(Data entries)
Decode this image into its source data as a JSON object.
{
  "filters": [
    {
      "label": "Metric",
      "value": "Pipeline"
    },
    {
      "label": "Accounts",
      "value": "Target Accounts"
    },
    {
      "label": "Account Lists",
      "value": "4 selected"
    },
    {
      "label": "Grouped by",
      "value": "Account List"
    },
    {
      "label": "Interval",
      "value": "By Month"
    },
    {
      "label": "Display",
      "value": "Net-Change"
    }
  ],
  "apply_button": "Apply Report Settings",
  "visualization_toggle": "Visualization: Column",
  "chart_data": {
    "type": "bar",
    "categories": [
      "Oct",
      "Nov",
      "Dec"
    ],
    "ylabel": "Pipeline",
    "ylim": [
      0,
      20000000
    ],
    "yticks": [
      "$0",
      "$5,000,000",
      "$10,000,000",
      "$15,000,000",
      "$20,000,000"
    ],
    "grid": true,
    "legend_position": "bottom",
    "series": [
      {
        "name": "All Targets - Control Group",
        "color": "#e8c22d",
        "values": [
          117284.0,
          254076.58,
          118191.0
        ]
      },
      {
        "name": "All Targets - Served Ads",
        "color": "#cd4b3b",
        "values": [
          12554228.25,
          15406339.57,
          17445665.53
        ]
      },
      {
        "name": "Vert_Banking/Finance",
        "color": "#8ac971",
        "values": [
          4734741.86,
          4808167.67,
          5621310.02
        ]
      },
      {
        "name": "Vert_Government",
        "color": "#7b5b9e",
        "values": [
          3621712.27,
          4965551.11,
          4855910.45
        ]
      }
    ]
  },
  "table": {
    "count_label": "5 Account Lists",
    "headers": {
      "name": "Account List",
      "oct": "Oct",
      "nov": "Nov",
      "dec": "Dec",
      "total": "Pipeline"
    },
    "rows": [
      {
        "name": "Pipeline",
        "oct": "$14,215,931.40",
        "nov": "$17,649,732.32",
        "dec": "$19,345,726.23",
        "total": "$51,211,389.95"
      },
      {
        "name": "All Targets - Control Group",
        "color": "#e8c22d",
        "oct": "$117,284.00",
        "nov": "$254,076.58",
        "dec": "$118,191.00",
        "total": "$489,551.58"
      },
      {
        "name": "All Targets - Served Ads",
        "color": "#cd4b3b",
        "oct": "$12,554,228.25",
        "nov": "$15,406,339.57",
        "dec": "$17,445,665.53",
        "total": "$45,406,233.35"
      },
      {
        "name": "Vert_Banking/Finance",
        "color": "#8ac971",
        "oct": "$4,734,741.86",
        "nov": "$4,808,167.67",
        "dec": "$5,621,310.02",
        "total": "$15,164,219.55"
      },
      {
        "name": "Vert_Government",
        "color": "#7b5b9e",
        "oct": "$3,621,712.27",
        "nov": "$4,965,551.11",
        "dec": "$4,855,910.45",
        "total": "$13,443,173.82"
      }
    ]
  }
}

--

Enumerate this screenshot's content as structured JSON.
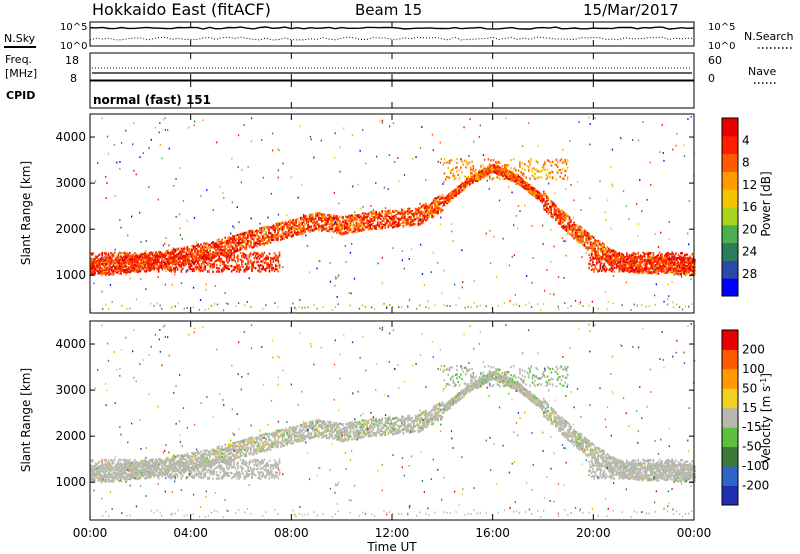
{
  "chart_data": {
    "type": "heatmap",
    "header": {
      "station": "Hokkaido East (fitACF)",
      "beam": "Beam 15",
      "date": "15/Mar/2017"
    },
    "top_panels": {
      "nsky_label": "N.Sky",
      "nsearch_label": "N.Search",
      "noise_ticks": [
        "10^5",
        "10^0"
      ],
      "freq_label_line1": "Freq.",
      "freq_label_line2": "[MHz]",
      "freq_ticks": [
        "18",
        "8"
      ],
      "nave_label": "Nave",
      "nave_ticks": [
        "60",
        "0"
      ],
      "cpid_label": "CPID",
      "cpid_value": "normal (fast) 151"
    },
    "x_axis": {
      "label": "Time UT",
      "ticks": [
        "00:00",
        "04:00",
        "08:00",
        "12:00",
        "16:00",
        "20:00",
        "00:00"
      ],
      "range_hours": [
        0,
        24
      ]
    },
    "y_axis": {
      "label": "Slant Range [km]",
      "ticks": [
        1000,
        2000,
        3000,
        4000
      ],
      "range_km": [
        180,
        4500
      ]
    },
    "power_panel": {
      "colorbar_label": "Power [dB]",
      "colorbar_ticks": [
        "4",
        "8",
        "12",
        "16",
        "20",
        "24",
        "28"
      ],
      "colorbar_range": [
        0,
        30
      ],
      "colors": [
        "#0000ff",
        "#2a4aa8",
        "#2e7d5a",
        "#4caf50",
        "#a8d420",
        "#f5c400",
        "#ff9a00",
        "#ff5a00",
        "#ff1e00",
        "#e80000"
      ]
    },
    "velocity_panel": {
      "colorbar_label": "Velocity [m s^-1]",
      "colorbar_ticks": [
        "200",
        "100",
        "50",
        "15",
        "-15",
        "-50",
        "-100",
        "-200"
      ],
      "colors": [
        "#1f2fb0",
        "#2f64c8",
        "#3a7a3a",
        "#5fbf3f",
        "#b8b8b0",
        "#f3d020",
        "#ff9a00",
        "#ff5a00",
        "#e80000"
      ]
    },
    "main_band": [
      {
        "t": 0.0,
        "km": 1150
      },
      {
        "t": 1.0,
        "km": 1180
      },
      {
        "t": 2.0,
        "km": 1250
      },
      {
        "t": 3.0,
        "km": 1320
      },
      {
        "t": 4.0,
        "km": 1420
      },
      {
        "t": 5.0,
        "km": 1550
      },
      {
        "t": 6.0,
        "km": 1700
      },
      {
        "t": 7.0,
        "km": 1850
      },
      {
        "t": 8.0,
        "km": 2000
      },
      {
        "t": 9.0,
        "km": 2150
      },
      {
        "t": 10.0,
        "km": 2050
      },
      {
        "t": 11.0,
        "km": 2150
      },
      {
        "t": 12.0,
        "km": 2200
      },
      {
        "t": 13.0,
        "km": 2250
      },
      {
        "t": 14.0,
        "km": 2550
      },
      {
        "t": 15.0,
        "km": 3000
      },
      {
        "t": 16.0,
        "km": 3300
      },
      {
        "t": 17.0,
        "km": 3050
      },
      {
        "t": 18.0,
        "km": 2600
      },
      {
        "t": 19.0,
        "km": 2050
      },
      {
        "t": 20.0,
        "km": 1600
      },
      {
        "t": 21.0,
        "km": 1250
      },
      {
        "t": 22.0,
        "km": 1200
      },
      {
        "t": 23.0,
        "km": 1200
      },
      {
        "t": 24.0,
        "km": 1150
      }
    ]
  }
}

● **Given request**
Work out how many lines of the data above hold the word "total", and write only the count.

● **Correct response**
6